Written problem
Copy out, from the entries below, each line holding the string "quote".

(Stored data entries)
******************************

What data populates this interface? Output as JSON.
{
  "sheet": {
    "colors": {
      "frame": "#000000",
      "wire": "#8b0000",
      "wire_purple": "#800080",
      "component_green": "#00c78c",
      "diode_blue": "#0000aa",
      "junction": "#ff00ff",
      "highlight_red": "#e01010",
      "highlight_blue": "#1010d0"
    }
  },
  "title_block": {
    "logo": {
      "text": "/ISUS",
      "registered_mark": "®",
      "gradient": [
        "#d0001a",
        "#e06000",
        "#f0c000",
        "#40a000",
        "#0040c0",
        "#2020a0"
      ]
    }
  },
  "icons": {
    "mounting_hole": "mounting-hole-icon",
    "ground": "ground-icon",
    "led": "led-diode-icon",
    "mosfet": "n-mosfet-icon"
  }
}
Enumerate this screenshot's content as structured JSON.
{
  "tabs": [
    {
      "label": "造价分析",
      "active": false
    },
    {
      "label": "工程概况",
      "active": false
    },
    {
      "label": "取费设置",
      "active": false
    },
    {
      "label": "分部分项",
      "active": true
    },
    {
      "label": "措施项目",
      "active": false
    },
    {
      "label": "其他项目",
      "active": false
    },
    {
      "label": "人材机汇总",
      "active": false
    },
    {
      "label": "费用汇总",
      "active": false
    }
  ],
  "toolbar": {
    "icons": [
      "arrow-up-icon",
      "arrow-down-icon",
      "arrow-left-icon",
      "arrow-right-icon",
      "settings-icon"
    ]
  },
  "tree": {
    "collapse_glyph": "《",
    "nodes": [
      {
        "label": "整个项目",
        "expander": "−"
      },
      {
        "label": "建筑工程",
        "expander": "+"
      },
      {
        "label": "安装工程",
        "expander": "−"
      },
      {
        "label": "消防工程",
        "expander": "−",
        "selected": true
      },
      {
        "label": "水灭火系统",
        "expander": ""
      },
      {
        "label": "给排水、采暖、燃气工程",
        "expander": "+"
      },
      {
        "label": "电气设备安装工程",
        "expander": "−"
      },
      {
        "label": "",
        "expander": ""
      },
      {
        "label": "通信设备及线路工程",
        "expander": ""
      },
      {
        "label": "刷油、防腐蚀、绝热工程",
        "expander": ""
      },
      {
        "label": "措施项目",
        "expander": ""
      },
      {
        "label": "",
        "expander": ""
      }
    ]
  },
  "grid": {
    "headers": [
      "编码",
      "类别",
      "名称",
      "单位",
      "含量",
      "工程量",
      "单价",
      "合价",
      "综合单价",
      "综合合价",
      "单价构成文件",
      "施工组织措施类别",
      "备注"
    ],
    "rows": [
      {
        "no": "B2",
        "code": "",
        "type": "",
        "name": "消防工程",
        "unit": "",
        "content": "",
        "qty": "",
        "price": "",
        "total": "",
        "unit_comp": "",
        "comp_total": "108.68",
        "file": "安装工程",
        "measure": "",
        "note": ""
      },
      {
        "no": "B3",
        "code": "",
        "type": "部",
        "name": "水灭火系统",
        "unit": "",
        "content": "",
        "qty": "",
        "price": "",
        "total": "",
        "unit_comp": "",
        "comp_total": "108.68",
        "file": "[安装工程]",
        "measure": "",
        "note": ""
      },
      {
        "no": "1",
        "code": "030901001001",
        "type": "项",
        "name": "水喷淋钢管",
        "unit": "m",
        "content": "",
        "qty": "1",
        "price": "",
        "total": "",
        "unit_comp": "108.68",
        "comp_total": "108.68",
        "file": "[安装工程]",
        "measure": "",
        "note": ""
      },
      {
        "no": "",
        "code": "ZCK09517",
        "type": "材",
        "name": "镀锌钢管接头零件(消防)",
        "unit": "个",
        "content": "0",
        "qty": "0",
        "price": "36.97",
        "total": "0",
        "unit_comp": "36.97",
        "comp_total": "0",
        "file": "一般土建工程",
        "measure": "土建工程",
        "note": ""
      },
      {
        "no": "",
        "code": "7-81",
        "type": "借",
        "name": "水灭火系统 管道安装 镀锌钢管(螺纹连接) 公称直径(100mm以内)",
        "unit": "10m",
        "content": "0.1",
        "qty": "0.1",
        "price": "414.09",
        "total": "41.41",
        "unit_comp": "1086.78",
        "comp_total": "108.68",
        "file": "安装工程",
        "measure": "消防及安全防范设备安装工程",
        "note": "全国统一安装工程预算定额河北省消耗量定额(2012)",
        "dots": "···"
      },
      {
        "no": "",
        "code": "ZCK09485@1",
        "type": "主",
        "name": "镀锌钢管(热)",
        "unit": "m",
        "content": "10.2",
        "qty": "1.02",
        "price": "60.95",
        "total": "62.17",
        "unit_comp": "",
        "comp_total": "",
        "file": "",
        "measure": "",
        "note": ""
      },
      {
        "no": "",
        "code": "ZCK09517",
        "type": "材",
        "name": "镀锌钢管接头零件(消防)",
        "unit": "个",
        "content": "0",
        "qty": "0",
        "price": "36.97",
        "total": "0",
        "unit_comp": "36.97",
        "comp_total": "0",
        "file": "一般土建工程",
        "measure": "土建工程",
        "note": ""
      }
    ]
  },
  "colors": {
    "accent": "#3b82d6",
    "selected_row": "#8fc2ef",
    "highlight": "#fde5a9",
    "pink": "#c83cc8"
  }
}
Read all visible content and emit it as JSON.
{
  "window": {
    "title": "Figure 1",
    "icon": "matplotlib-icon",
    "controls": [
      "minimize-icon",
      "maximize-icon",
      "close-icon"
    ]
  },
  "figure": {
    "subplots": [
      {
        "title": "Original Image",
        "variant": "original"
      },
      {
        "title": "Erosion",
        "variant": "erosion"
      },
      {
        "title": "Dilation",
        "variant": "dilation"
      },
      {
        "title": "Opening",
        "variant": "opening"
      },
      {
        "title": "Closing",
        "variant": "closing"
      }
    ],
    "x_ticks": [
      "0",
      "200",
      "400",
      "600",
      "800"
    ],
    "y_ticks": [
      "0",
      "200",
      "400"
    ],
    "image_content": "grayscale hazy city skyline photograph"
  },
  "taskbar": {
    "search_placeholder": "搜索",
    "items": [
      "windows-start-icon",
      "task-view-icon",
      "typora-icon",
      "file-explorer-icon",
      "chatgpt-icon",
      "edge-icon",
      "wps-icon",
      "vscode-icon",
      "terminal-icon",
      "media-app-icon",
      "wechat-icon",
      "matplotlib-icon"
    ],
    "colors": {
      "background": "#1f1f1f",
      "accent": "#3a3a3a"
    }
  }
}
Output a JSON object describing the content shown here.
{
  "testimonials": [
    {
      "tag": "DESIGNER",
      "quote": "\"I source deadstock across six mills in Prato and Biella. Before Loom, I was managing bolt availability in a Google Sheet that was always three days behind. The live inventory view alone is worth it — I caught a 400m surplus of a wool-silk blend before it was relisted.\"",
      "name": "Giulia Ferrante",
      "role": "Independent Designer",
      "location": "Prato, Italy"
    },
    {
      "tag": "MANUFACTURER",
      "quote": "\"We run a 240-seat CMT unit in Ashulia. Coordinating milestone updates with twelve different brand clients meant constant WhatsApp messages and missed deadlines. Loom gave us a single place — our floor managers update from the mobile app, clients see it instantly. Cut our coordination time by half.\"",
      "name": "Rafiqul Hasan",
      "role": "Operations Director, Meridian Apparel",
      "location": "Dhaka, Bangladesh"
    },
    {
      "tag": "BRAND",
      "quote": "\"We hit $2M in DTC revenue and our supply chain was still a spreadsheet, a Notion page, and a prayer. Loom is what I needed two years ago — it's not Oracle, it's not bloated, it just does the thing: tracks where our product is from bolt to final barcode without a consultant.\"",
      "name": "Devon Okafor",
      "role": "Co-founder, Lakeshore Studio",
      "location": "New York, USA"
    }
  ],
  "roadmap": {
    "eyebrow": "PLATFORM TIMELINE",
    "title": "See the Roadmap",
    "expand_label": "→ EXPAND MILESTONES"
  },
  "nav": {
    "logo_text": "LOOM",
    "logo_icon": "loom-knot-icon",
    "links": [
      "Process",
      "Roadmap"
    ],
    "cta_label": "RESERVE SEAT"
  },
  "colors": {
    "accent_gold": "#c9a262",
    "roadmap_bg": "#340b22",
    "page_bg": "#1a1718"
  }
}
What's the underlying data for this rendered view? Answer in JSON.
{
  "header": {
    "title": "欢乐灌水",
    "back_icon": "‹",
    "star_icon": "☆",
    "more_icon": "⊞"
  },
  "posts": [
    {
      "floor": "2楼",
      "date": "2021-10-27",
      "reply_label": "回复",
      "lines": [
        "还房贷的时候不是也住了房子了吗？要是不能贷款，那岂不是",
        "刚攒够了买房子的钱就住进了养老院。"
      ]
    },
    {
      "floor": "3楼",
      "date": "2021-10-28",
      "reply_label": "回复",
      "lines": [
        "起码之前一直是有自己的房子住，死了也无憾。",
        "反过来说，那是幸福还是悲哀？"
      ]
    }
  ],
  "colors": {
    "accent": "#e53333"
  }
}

******************************

Exercise response
      "quote": "\"I source deadstock across six mills in Prato and Biella. Before Loom, I was managing bolt availability in a Google Sheet that was always three days behind. The live inventory view alone is worth it — I caught a 400m surplus of a wool-silk blend before it was relisted.\"",
      "quote": "\"We run a 240-seat CMT unit in Ashulia. Coordinating milestone updates with twelve different brand clients meant constant WhatsApp messages and missed deadlines. Loom gave us a single place — our floor managers update from the mobile app, clients see it instantly. Cut our coordination time by half.\"",
      "quote": "\"We hit $2M in DTC revenue and our supply chain was still a spreadsheet, a Notion page, and a prayer. Loom is what I needed two years ago — it's not Oracle, it's not bloated, it just does the thing: tracks where our product is from bolt to final barcode without a consultant.\"",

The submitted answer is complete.